DATA PROVIDED:
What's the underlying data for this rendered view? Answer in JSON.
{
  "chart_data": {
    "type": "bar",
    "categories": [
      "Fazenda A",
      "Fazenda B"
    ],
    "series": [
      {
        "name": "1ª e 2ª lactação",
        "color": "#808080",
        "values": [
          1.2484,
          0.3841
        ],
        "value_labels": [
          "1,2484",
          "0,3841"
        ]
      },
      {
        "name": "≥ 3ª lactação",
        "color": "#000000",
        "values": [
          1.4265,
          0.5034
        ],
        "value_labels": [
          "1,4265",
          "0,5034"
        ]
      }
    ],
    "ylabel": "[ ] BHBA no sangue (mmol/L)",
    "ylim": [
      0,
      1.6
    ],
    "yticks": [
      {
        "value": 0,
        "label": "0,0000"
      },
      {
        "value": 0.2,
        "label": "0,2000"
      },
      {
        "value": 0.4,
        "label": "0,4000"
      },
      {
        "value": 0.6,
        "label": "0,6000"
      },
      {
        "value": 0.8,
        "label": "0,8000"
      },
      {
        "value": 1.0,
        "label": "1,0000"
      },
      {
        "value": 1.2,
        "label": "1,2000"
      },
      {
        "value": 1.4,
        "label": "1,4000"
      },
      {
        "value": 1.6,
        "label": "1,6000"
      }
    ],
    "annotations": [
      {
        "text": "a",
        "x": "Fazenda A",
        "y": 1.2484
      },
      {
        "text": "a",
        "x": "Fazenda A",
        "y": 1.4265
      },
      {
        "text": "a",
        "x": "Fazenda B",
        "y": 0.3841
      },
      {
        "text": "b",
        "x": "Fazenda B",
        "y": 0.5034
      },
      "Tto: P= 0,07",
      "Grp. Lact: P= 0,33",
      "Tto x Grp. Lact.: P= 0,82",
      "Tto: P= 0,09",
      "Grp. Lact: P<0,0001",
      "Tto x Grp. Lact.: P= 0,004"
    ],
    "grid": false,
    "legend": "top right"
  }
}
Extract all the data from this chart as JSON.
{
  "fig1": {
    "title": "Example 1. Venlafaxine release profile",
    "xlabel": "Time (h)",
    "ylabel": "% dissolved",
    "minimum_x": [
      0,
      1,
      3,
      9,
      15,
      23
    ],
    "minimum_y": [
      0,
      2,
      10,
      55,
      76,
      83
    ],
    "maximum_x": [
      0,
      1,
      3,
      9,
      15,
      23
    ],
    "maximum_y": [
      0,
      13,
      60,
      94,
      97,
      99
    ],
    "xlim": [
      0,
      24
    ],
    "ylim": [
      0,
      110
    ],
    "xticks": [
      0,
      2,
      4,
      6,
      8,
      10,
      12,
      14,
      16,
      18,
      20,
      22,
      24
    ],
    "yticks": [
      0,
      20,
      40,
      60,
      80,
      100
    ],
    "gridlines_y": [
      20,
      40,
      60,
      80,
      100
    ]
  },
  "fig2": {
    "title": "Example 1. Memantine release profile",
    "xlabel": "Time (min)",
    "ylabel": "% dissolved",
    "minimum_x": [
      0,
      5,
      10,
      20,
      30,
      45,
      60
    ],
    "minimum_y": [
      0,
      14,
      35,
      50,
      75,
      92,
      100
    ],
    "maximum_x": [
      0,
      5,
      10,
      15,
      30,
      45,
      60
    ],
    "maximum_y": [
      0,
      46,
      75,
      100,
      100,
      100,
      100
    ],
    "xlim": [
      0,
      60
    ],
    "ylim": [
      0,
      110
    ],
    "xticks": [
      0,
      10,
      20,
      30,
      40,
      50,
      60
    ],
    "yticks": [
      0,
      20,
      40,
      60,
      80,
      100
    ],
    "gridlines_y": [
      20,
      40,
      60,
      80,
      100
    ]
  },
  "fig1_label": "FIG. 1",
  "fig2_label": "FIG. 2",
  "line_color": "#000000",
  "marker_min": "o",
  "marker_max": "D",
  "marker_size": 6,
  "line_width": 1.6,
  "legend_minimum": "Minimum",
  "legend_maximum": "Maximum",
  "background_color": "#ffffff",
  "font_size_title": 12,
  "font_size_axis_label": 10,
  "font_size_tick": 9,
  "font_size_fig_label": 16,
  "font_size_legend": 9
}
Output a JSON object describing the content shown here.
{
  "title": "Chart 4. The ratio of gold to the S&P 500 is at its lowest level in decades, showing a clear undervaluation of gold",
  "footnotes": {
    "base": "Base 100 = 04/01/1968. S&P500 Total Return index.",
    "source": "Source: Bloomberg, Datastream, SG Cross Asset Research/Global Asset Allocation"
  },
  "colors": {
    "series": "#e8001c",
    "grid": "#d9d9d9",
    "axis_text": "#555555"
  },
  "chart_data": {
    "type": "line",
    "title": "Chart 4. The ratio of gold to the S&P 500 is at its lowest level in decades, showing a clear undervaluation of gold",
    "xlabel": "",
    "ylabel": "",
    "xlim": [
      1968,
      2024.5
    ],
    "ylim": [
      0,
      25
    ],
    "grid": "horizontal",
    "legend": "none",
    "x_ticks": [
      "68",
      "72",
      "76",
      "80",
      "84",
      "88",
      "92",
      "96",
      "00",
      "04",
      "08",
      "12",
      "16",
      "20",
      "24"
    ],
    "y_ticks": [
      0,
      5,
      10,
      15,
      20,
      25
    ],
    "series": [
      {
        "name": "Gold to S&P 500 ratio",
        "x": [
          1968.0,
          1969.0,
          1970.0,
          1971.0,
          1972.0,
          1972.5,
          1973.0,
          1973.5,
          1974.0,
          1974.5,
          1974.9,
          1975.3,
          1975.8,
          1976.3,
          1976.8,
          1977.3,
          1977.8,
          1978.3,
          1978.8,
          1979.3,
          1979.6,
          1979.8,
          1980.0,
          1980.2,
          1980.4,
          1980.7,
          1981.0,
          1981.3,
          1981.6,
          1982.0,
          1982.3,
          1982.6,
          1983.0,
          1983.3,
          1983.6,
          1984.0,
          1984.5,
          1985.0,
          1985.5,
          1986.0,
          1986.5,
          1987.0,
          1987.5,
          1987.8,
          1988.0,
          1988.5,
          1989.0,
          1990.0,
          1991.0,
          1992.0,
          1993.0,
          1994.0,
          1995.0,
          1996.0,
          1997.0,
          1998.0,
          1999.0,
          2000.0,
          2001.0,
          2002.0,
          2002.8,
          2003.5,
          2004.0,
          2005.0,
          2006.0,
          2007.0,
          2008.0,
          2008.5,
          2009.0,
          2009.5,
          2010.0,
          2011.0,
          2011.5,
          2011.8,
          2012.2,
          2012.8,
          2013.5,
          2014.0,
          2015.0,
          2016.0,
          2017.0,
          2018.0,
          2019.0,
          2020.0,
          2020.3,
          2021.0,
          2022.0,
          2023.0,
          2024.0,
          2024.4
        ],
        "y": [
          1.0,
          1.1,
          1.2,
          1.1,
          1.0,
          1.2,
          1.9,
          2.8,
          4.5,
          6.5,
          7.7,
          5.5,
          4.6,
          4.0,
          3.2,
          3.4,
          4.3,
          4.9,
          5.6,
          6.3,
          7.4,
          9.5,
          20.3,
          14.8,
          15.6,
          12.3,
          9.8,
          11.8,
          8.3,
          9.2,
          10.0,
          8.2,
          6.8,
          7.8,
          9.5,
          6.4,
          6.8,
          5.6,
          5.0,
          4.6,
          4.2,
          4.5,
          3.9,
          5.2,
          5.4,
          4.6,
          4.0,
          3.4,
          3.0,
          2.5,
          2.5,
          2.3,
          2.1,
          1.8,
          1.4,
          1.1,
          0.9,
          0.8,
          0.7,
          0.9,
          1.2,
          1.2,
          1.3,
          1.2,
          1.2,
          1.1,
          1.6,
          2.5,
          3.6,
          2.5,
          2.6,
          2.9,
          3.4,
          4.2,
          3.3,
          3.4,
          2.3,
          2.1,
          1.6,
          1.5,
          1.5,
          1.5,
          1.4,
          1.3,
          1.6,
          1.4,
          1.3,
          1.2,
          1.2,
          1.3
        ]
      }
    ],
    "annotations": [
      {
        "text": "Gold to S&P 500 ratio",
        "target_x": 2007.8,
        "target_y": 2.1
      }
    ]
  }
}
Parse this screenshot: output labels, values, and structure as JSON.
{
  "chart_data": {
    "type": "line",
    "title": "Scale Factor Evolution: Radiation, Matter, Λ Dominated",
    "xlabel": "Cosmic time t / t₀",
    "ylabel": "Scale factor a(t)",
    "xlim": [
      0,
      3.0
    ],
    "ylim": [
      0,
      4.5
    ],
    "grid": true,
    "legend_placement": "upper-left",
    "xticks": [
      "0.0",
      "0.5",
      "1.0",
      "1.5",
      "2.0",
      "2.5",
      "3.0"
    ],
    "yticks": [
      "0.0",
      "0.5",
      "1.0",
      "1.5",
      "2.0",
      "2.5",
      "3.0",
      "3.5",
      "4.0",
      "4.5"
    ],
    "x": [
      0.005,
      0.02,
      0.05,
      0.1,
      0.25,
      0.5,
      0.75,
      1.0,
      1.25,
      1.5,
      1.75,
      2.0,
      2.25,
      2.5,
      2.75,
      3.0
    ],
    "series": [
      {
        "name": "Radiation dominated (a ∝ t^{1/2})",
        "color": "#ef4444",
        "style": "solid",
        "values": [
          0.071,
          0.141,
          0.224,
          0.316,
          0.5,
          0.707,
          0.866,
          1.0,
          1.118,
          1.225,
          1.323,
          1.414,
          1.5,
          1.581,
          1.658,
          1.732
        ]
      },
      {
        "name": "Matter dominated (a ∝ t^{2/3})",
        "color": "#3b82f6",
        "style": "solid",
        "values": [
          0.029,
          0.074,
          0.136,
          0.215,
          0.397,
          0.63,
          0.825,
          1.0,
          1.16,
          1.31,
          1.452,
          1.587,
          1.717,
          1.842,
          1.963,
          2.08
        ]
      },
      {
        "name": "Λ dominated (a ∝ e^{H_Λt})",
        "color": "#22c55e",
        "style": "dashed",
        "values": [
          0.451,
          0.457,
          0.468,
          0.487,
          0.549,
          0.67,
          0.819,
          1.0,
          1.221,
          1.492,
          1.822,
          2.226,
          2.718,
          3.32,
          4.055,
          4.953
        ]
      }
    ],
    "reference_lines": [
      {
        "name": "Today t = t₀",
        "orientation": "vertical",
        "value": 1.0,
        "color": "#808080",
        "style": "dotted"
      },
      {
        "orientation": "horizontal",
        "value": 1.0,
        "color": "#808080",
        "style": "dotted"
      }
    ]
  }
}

EXERCISE TASK:
Write out each line of the data that holds the string "ratio".

PROBLEM SOLUTION:
  "title": "Chart 4. The ratio of gold to the S&P 500 is at its lowest level in decades, showing a clear undervaluation of gold",
    "title": "Chart 4. The ratio of gold to the S&P 500 is at its lowest level in decades, showing a clear undervaluation of gold",
        "name": "Gold to S&P 500 ratio",
        "text": "Gold to S&P 500 ratio",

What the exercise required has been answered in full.